**WRITTEN PROBLEM**
Search the records below for the word "dans". Pull out each line that has it.

::::::::::

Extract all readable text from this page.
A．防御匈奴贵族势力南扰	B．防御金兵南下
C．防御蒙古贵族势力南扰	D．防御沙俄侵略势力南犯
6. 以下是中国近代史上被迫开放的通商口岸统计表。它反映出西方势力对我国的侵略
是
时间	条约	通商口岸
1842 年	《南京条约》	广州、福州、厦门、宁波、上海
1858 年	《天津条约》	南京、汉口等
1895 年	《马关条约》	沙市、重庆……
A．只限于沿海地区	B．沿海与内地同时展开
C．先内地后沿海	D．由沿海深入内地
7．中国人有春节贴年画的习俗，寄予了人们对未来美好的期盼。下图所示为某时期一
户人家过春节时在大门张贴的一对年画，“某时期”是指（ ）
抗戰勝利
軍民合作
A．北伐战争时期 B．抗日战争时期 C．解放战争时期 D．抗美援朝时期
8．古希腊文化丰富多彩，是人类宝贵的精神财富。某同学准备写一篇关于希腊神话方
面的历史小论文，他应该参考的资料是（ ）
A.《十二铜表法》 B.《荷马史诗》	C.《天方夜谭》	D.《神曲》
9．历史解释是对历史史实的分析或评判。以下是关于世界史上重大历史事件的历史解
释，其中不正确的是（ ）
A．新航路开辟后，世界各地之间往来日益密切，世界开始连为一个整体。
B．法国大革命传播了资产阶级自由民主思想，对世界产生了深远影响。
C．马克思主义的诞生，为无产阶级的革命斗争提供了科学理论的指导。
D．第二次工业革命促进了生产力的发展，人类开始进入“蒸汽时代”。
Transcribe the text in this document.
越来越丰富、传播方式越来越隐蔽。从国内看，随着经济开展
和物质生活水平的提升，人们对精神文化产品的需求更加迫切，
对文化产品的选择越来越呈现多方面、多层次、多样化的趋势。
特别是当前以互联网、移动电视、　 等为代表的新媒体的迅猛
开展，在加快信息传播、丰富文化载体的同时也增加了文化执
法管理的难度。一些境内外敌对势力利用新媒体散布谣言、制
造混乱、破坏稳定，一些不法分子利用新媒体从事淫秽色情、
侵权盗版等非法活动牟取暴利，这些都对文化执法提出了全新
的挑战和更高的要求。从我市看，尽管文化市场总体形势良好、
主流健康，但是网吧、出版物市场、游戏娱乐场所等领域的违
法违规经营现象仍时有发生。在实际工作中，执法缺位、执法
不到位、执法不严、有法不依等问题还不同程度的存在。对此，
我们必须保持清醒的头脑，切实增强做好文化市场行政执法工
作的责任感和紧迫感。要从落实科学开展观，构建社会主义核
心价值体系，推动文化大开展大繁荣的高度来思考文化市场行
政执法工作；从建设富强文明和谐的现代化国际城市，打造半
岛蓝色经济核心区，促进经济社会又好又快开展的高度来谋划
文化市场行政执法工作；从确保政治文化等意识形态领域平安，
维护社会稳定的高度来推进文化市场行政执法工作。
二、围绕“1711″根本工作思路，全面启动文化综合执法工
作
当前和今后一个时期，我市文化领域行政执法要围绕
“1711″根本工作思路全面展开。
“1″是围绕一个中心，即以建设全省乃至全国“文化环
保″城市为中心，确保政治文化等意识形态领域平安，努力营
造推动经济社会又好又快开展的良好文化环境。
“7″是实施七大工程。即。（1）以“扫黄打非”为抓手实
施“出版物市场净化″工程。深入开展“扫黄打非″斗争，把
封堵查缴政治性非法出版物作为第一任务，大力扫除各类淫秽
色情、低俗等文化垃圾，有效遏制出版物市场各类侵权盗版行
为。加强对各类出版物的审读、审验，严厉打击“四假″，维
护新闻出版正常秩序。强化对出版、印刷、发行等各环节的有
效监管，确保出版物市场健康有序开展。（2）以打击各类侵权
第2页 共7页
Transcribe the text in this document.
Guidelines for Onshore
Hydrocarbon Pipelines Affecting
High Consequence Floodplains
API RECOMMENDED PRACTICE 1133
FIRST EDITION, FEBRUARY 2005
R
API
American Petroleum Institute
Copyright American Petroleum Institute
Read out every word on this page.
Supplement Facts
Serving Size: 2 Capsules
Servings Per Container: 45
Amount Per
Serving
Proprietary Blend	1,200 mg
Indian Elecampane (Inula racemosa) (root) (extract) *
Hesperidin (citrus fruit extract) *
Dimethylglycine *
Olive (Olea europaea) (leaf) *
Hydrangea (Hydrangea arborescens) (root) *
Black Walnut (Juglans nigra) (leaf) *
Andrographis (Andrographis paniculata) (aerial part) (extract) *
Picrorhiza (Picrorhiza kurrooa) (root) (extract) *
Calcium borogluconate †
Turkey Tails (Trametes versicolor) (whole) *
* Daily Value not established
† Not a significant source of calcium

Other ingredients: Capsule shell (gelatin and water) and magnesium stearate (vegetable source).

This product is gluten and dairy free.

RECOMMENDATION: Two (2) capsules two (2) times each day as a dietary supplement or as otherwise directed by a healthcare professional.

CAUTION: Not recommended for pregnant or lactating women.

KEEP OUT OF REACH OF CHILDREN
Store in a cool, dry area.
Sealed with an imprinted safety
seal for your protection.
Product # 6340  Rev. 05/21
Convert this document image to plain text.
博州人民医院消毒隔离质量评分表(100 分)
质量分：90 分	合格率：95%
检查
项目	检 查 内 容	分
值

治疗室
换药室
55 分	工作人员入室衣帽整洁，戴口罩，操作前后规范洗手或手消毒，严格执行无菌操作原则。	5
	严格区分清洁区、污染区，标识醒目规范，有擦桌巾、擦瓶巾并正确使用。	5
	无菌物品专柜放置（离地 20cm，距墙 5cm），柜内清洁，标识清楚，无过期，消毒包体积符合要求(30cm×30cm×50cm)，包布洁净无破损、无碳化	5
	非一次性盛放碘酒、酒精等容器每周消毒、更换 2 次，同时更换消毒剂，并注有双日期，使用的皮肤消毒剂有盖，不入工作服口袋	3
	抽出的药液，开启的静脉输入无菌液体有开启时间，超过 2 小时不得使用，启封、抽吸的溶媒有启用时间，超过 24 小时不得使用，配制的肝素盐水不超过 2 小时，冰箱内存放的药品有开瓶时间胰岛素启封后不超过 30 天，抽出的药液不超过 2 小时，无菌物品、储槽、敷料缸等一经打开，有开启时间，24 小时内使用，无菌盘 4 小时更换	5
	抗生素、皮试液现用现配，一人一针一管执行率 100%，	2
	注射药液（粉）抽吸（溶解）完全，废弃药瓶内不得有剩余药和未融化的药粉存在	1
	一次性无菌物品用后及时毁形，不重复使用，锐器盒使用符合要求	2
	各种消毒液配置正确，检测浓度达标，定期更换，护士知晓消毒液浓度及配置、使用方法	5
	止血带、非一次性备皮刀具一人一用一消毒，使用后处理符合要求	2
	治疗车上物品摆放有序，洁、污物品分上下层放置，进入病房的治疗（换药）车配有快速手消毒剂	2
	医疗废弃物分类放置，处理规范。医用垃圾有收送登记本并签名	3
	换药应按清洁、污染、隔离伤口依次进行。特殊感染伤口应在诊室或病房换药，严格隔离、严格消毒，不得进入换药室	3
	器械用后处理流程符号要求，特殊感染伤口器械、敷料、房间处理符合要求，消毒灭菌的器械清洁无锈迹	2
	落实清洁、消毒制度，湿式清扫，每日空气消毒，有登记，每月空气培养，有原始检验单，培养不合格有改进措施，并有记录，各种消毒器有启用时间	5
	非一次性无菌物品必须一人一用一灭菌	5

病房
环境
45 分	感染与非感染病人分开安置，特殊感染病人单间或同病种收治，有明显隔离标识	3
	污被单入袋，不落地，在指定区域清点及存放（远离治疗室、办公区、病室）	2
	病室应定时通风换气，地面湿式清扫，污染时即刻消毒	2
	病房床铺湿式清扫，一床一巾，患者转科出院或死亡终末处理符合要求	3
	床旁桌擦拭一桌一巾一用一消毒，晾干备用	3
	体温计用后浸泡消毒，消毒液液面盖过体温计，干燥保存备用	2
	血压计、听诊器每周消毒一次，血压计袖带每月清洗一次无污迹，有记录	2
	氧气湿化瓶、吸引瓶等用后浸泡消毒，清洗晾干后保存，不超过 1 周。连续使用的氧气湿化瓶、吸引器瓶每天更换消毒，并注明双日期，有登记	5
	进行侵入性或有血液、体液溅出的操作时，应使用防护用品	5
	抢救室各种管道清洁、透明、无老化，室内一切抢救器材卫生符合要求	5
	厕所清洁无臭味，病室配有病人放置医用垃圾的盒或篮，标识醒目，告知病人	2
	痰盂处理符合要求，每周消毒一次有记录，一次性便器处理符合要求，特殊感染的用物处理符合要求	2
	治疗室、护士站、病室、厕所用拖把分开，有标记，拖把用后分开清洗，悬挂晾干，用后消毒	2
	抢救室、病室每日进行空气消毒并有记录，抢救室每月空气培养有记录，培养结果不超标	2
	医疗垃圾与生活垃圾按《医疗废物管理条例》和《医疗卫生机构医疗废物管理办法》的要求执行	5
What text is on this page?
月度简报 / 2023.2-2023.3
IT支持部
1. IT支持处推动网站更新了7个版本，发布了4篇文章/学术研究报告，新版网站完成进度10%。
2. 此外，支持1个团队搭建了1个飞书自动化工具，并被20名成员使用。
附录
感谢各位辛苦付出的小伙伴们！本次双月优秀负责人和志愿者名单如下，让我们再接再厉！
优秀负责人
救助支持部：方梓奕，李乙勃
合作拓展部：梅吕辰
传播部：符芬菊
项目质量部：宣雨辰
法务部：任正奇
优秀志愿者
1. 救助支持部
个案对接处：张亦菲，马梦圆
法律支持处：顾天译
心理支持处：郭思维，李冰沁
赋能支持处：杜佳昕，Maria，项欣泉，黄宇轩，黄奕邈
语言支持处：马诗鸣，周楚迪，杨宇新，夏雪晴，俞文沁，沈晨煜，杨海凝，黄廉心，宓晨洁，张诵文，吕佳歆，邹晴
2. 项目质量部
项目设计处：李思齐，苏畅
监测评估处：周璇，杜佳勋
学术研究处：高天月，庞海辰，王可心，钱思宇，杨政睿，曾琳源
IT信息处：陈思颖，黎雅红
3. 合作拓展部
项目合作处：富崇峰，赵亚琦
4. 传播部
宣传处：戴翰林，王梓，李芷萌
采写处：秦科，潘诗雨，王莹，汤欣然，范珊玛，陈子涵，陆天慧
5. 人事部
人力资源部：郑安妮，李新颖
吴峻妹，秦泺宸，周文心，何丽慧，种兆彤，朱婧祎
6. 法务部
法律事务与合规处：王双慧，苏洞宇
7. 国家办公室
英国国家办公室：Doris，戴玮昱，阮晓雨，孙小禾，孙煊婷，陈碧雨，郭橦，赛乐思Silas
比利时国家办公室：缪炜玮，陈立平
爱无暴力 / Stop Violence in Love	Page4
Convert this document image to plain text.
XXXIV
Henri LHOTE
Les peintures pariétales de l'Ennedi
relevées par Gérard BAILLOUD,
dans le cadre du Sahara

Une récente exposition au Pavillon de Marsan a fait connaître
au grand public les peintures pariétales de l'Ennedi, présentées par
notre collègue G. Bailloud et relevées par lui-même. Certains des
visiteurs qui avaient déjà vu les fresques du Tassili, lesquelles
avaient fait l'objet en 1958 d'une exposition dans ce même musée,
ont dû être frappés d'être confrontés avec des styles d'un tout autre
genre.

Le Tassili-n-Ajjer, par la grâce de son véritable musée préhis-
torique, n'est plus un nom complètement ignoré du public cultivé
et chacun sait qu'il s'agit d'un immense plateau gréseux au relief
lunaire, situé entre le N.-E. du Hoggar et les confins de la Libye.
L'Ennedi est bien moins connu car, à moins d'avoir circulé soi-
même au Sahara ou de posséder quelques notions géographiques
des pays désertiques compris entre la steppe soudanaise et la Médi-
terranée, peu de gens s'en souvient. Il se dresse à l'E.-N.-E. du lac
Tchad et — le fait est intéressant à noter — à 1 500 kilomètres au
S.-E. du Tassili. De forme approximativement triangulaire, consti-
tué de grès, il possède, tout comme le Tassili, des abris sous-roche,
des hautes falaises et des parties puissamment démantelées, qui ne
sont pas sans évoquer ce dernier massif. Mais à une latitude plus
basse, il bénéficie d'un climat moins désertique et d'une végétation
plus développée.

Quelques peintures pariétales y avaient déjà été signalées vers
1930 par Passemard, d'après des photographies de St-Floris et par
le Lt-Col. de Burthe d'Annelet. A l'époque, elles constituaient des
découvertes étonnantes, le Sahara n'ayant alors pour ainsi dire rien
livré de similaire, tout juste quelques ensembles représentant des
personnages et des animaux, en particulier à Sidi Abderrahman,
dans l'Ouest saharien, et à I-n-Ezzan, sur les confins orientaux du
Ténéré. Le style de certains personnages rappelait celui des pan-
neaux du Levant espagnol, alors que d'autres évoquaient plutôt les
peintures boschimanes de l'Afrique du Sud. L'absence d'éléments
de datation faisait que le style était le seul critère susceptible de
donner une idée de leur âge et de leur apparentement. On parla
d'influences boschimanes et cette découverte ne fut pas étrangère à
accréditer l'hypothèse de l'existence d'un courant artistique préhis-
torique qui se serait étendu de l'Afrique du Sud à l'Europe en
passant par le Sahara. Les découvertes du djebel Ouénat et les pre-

::::::::::

**RESULT OF THIS EXERCISE**
dans le cadre du Sahara
avaient fait l'objet en 1958 d'une exposition dans ce même musée,
dans l'Ouest saharien, et à I-n-Ezzan, sur les confins orientaux du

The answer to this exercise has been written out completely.